* **Stated goal**: Reproduce all entries precisely, down to the last character.

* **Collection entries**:
========================================================================

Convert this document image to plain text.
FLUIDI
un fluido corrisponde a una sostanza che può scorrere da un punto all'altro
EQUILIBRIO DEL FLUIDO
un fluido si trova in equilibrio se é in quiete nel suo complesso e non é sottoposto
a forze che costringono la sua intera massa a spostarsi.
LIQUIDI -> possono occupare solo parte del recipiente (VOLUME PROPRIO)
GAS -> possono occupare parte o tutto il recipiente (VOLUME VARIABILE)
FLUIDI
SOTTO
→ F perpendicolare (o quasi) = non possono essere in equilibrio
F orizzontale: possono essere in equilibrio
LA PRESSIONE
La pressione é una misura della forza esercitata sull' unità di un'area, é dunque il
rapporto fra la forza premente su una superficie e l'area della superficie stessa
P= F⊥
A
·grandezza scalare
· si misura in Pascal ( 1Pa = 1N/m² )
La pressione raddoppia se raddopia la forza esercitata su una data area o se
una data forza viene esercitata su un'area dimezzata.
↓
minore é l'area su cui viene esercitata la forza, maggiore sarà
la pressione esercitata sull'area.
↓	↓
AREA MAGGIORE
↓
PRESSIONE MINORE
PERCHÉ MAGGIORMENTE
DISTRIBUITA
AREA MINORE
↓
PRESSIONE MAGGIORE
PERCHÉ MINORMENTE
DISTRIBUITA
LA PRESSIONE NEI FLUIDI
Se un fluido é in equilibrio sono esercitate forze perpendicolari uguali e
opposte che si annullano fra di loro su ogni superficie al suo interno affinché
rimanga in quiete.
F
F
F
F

========================================================================

* **Response below**:
Convert this document image to plain text.
FLUIDI
un fluido corrisponde a una sostanza che può scorrere da un punto all'altro
EQUILIBRIO DEL FLUIDO
un fluido si trova in equilibrio se é in quiete nel suo complesso e non é sottoposto
a forze che costringono la sua intera massa a spostarsi.
LIQUIDI -> possono occupare solo parte del recipiente (VOLUME PROPRIO)
GAS -> possono occupare parte o tutto il recipiente (VOLUME VARIABILE)
FLUIDI
SOTTO
→ F perpendicolare (o quasi) = non possono essere in equilibrio
F orizzontale: possono essere in equilibrio
LA PRESSIONE
La pressione é una misura della forza esercitata sull' unità di un'area, é dunque il
rapporto fra la forza premente su una superficie e l'area della superficie stessa
P= F⊥
A
·grandezza scalare
· si misura in Pascal ( 1Pa = 1N/m² )
La pressione raddoppia se raddopia la forza esercitata su una data area o se
una data forza viene esercitata su un'area dimezzata.
↓
minore é l'area su cui viene esercitata la forza, maggiore sarà
la pressione esercitata sull'area.
↓	↓
AREA MAGGIORE
↓
PRESSIONE MINORE
PERCHÉ MAGGIORMENTE
DISTRIBUITA
AREA MINORE
↓
PRESSIONE MAGGIORE
PERCHÉ MINORMENTE
DISTRIBUITA
LA PRESSIONE NEI FLUIDI
Se un fluido é in equilibrio sono esercitate forze perpendicolari uguali e
opposte che si annullano fra di loro su ogni superficie al suo interno affinché
rimanga in quiete.
F
F
F
F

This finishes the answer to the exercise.